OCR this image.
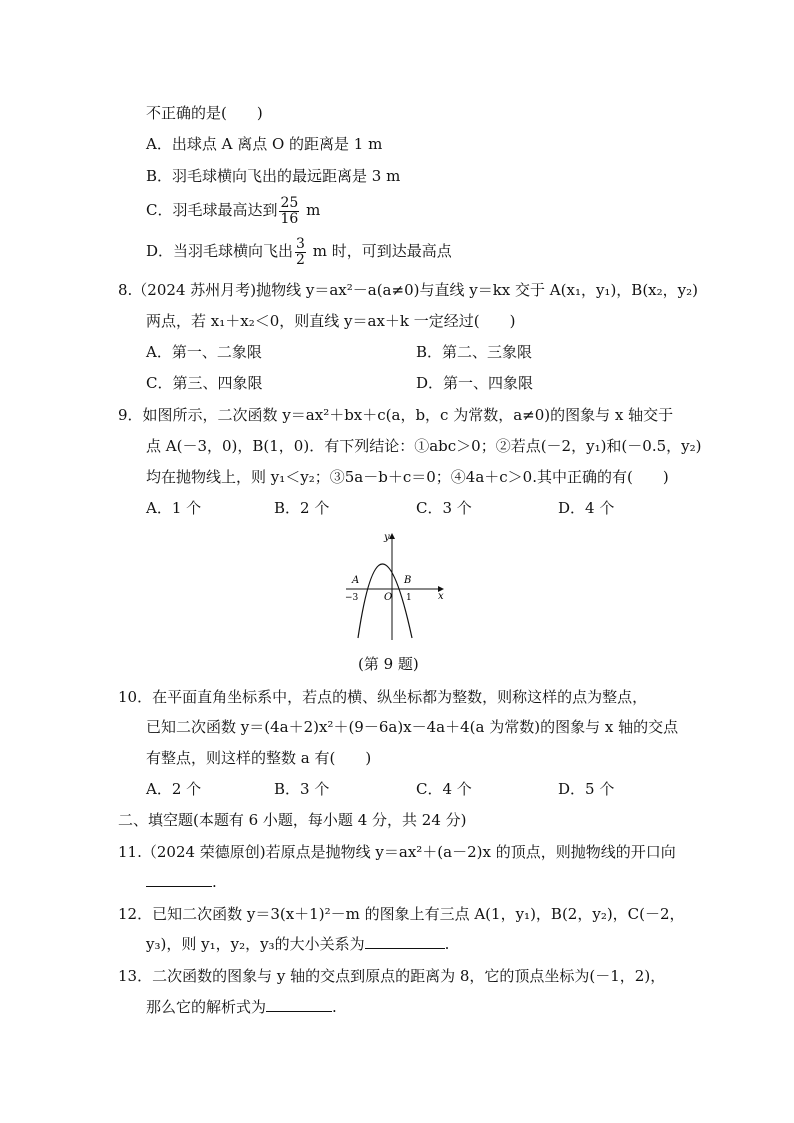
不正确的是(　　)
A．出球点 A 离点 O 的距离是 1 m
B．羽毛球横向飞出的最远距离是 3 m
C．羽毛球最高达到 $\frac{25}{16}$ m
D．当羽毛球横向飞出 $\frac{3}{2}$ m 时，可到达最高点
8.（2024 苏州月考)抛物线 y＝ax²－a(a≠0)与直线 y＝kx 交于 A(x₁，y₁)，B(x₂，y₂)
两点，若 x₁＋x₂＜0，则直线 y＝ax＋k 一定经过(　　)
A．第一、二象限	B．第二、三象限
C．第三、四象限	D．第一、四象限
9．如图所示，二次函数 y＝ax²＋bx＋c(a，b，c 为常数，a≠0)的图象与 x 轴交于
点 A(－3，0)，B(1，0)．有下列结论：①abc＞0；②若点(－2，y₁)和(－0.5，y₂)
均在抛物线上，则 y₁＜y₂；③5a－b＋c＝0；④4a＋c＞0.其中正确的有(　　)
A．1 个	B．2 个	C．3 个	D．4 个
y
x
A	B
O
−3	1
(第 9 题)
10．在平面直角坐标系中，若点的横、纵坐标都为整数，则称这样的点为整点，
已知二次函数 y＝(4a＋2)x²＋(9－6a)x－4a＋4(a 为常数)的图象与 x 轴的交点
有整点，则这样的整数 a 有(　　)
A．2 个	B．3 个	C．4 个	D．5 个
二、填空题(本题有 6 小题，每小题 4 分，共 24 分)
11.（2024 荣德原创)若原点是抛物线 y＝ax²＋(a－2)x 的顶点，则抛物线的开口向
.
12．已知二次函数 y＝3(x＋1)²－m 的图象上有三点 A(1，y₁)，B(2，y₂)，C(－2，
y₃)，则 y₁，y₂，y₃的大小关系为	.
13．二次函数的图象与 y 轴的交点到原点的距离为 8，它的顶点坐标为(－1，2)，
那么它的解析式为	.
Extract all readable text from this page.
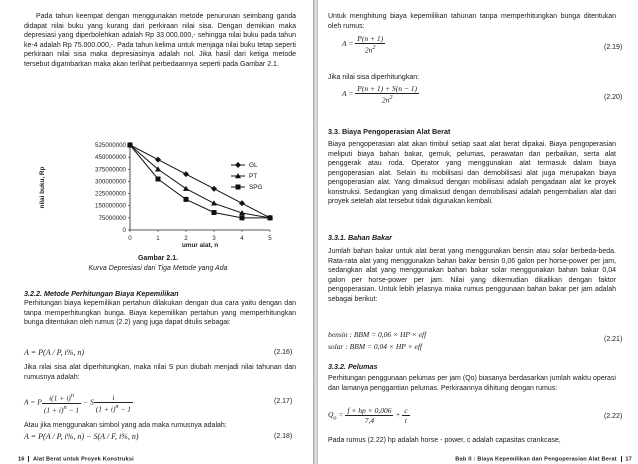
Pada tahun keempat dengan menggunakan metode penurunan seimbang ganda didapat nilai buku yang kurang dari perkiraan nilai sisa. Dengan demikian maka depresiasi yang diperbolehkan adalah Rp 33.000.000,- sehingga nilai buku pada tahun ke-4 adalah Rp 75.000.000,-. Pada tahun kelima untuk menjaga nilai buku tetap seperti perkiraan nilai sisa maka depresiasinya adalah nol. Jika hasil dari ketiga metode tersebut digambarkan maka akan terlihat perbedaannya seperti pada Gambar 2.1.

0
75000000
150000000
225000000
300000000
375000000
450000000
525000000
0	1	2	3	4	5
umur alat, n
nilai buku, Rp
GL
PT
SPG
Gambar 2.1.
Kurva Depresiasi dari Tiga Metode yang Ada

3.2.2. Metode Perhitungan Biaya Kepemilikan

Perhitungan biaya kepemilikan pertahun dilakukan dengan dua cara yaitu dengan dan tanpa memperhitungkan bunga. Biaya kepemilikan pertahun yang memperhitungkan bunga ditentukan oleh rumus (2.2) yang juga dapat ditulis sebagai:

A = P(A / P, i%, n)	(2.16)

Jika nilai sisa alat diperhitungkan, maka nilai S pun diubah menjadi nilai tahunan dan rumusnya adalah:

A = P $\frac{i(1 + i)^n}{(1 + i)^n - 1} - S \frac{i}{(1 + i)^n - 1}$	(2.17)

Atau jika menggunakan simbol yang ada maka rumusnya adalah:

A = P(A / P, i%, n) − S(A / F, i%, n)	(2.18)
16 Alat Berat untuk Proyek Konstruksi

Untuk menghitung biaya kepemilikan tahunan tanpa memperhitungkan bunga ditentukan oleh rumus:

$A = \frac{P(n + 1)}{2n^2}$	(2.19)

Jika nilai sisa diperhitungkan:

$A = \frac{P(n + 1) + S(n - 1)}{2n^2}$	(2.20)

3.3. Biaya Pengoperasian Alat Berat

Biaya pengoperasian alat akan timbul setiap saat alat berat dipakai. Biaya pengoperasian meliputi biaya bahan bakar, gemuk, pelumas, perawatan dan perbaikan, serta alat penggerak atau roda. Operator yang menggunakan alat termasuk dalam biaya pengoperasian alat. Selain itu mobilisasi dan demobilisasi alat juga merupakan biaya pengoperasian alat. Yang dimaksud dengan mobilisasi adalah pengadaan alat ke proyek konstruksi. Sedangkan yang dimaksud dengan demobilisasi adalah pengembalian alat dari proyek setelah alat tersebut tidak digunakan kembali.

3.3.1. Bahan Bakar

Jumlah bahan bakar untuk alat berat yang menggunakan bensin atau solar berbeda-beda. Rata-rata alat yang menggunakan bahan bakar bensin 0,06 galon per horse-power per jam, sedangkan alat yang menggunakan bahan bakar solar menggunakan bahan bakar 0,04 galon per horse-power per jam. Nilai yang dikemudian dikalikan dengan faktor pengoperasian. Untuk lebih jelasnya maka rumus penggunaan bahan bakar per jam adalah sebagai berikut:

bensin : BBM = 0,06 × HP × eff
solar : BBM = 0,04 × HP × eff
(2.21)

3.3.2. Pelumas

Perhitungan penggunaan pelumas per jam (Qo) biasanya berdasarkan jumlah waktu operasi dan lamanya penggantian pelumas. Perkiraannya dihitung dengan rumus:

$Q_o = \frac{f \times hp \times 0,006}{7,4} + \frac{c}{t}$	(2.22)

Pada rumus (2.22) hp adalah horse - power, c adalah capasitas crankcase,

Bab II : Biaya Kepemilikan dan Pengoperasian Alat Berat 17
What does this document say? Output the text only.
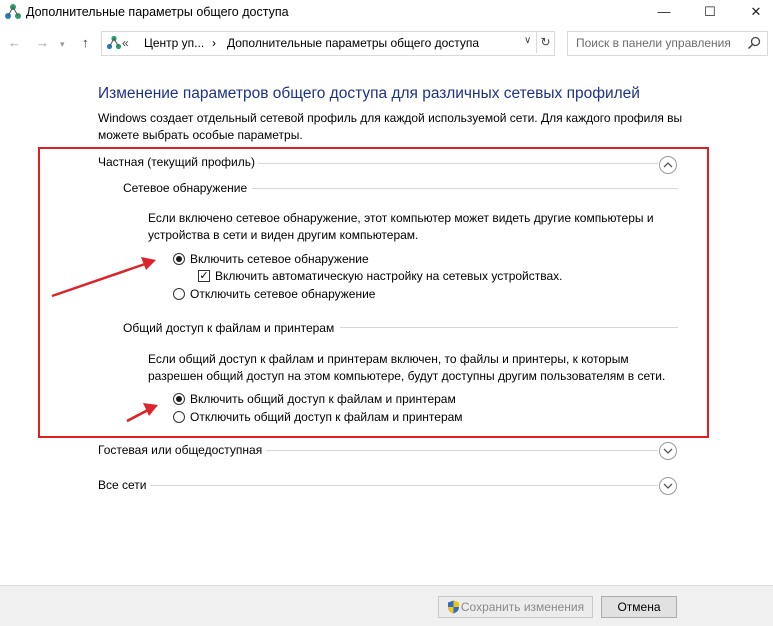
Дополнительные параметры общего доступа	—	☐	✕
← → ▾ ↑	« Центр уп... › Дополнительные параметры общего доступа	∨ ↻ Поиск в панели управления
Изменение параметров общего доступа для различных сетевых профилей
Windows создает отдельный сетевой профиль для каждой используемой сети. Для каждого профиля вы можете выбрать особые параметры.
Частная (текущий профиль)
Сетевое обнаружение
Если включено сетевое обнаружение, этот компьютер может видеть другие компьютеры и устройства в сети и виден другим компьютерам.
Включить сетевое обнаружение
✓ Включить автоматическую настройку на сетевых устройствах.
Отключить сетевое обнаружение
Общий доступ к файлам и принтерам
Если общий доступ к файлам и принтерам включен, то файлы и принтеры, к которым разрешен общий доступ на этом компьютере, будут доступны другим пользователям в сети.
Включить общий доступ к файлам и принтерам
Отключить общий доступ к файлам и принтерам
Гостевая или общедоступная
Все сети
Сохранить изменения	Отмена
===
## Task statement
Select and copy every line of the material that holds the string "Gambar".

## Exercise response
Pada tahun keempat dengan menggunakan metode penurunan seimbang ganda didapat nilai buku yang kurang dari perkiraan nilai sisa. Dengan demikian maka depresiasi yang diperbolehkan adalah Rp 33.000.000,- sehingga nilai buku pada tahun ke-4 adalah Rp 75.000.000,-. Pada tahun kelima untuk menjaga nilai buku tetap seperti perkiraan nilai sisa maka depresiasinya adalah nol. Jika hasil dari ketiga metode tersebut digambarkan maka akan terlihat perbedaannya seperti pada Gambar 2.1.
Gambar 2.1.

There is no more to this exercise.